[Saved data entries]
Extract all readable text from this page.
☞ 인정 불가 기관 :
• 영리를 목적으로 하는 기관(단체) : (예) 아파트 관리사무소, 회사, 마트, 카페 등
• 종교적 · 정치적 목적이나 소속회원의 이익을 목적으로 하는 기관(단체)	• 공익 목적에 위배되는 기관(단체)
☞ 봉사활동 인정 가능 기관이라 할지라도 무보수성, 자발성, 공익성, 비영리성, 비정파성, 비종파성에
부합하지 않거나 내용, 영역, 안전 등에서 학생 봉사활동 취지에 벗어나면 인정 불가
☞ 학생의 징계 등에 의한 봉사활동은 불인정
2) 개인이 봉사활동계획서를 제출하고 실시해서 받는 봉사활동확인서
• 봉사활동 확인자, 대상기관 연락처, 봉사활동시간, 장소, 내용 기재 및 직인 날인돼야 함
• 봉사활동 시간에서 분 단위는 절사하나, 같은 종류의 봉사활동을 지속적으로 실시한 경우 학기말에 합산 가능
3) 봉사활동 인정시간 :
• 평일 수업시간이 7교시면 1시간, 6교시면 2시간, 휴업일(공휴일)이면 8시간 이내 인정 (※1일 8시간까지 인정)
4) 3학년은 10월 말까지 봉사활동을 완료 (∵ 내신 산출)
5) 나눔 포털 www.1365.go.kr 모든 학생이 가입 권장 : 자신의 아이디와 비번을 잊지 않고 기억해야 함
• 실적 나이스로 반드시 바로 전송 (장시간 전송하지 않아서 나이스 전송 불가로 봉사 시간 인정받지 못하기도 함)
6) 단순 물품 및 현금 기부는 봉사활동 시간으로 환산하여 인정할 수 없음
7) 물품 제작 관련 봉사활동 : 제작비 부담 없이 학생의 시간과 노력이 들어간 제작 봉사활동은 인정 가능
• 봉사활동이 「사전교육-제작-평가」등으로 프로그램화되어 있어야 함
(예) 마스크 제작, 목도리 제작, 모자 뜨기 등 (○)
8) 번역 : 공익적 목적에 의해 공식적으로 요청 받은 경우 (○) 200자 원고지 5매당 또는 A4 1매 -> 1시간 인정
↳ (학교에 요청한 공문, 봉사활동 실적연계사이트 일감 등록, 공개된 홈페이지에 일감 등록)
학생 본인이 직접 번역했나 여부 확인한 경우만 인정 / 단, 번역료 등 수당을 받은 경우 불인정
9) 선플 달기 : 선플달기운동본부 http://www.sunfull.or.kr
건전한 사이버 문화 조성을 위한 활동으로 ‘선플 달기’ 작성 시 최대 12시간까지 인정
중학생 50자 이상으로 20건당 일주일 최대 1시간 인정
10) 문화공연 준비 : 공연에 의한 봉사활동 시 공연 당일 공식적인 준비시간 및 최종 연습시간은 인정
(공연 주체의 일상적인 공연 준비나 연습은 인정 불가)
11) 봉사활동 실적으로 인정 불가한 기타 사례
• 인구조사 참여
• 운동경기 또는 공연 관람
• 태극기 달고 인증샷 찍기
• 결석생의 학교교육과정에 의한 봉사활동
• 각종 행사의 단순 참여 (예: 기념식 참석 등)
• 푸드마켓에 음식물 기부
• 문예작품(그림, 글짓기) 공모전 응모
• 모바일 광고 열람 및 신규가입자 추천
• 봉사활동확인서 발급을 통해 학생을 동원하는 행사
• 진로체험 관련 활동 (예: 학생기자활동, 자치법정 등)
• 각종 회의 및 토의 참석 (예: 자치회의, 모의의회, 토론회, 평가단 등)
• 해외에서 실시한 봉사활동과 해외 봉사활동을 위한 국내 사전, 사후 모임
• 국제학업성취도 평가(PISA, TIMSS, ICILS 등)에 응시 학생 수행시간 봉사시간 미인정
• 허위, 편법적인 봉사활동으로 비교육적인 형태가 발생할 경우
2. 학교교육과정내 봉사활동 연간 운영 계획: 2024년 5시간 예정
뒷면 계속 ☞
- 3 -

(EXERCISE DETAILS):
Copy out the full set of records precisely, leaving nothing out.

(FINISHED EXERCISE):
Extract all readable text from this page.
☞ 인정 불가 기관 :
• 영리를 목적으로 하는 기관(단체) : (예) 아파트 관리사무소, 회사, 마트, 카페 등
• 종교적 · 정치적 목적이나 소속회원의 이익을 목적으로 하는 기관(단체)	• 공익 목적에 위배되는 기관(단체)
☞ 봉사활동 인정 가능 기관이라 할지라도 무보수성, 자발성, 공익성, 비영리성, 비정파성, 비종파성에
부합하지 않거나 내용, 영역, 안전 등에서 학생 봉사활동 취지에 벗어나면 인정 불가
☞ 학생의 징계 등에 의한 봉사활동은 불인정
2) 개인이 봉사활동계획서를 제출하고 실시해서 받는 봉사활동확인서
• 봉사활동 확인자, 대상기관 연락처, 봉사활동시간, 장소, 내용 기재 및 직인 날인돼야 함
• 봉사활동 시간에서 분 단위는 절사하나, 같은 종류의 봉사활동을 지속적으로 실시한 경우 학기말에 합산 가능
3) 봉사활동 인정시간 :
• 평일 수업시간이 7교시면 1시간, 6교시면 2시간, 휴업일(공휴일)이면 8시간 이내 인정 (※1일 8시간까지 인정)
4) 3학년은 10월 말까지 봉사활동을 완료 (∵ 내신 산출)
5) 나눔 포털 www.1365.go.kr 모든 학생이 가입 권장 : 자신의 아이디와 비번을 잊지 않고 기억해야 함
• 실적 나이스로 반드시 바로 전송 (장시간 전송하지 않아서 나이스 전송 불가로 봉사 시간 인정받지 못하기도 함)
6) 단순 물품 및 현금 기부는 봉사활동 시간으로 환산하여 인정할 수 없음
7) 물품 제작 관련 봉사활동 : 제작비 부담 없이 학생의 시간과 노력이 들어간 제작 봉사활동은 인정 가능
• 봉사활동이 「사전교육-제작-평가」등으로 프로그램화되어 있어야 함
(예) 마스크 제작, 목도리 제작, 모자 뜨기 등 (○)
8) 번역 : 공익적 목적에 의해 공식적으로 요청 받은 경우 (○) 200자 원고지 5매당 또는 A4 1매 -> 1시간 인정
↳ (학교에 요청한 공문, 봉사활동 실적연계사이트 일감 등록, 공개된 홈페이지에 일감 등록)
학생 본인이 직접 번역했나 여부 확인한 경우만 인정 / 단, 번역료 등 수당을 받은 경우 불인정
9) 선플 달기 : 선플달기운동본부 http://www.sunfull.or.kr
건전한 사이버 문화 조성을 위한 활동으로 ‘선플 달기’ 작성 시 최대 12시간까지 인정
중학생 50자 이상으로 20건당 일주일 최대 1시간 인정
10) 문화공연 준비 : 공연에 의한 봉사활동 시 공연 당일 공식적인 준비시간 및 최종 연습시간은 인정
(공연 주체의 일상적인 공연 준비나 연습은 인정 불가)
11) 봉사활동 실적으로 인정 불가한 기타 사례
• 인구조사 참여
• 운동경기 또는 공연 관람
• 태극기 달고 인증샷 찍기
• 결석생의 학교교육과정에 의한 봉사활동
• 각종 행사의 단순 참여 (예: 기념식 참석 등)
• 푸드마켓에 음식물 기부
• 문예작품(그림, 글짓기) 공모전 응모
• 모바일 광고 열람 및 신규가입자 추천
• 봉사활동확인서 발급을 통해 학생을 동원하는 행사
• 진로체험 관련 활동 (예: 학생기자활동, 자치법정 등)
• 각종 회의 및 토의 참석 (예: 자치회의, 모의의회, 토론회, 평가단 등)
• 해외에서 실시한 봉사활동과 해외 봉사활동을 위한 국내 사전, 사후 모임
• 국제학업성취도 평가(PISA, TIMSS, ICILS 등)에 응시 학생 수행시간 봉사시간 미인정
• 허위, 편법적인 봉사활동으로 비교육적인 형태가 발생할 경우
2. 학교교육과정내 봉사활동 연간 운영 계획: 2024년 5시간 예정
뒷면 계속 ☞
- 3 -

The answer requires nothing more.